# Start of Input data

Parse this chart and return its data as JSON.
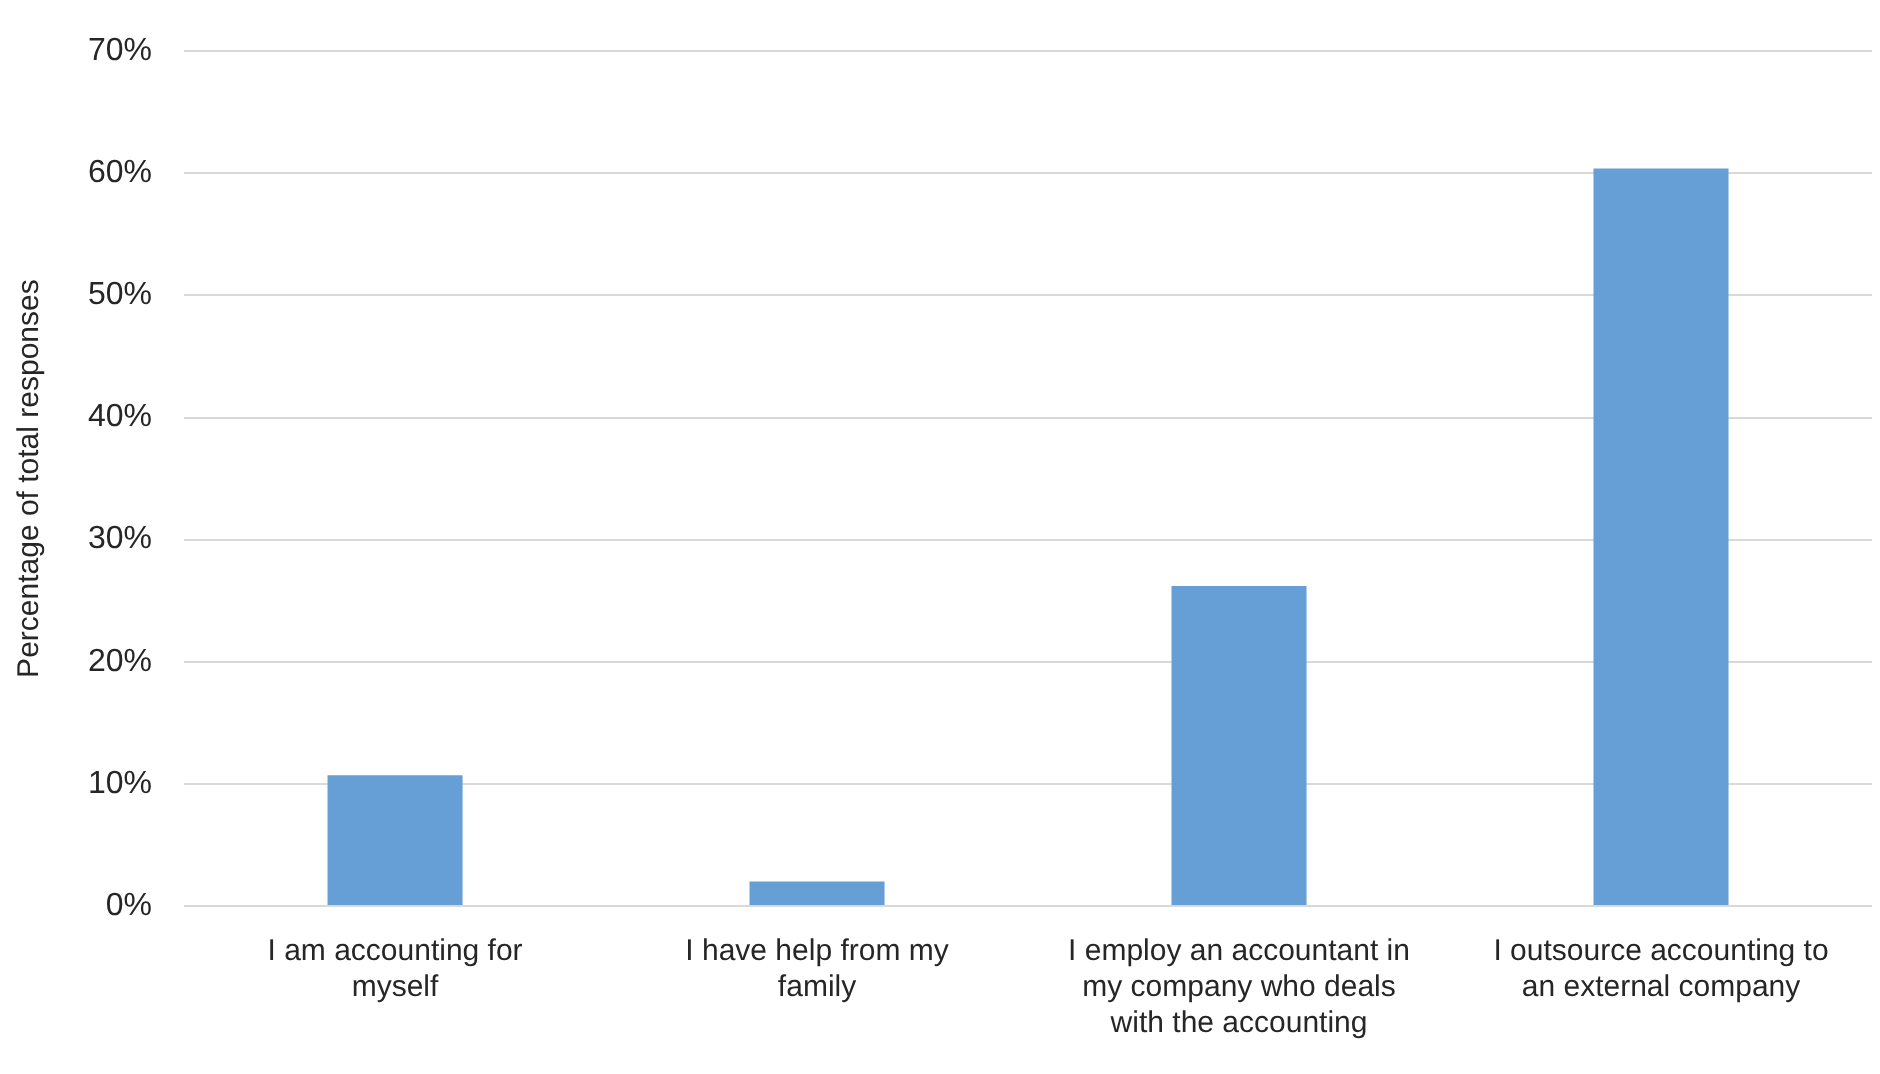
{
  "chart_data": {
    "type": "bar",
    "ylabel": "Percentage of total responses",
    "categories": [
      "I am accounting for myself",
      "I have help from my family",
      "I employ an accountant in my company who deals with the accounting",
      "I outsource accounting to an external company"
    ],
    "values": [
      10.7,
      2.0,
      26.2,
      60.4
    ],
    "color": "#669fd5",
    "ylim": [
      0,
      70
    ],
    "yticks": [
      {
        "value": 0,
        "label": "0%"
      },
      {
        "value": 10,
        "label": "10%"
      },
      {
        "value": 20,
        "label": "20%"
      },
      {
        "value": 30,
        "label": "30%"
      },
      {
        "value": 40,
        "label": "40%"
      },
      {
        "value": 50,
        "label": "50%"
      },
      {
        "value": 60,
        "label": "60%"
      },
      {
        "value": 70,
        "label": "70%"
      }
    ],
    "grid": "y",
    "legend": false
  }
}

# End of Input data

§ **Exercise task**: Transcribe the records verbatim and omit the images.

§ **The output**:
Parse this chart and return its data as JSON.
{
  "chart_data": {
    "type": "bar",
    "ylabel": "Percentage of total responses",
    "categories": [
      "I am accounting for myself",
      "I have help from my family",
      "I employ an accountant in my company who deals with the accounting",
      "I outsource accounting to an external company"
    ],
    "values": [
      10.7,
      2.0,
      26.2,
      60.4
    ],
    "color": "#669fd5",
    "ylim": [
      0,
      70
    ],
    "yticks": [
      {
        "value": 0,
        "label": "0%"
      },
      {
        "value": 10,
        "label": "10%"
      },
      {
        "value": 20,
        "label": "20%"
      },
      {
        "value": 30,
        "label": "30%"
      },
      {
        "value": 40,
        "label": "40%"
      },
      {
        "value": 50,
        "label": "50%"
      },
      {
        "value": 60,
        "label": "60%"
      },
      {
        "value": 70,
        "label": "70%"
      }
    ],
    "grid": "y",
    "legend": false
  }
}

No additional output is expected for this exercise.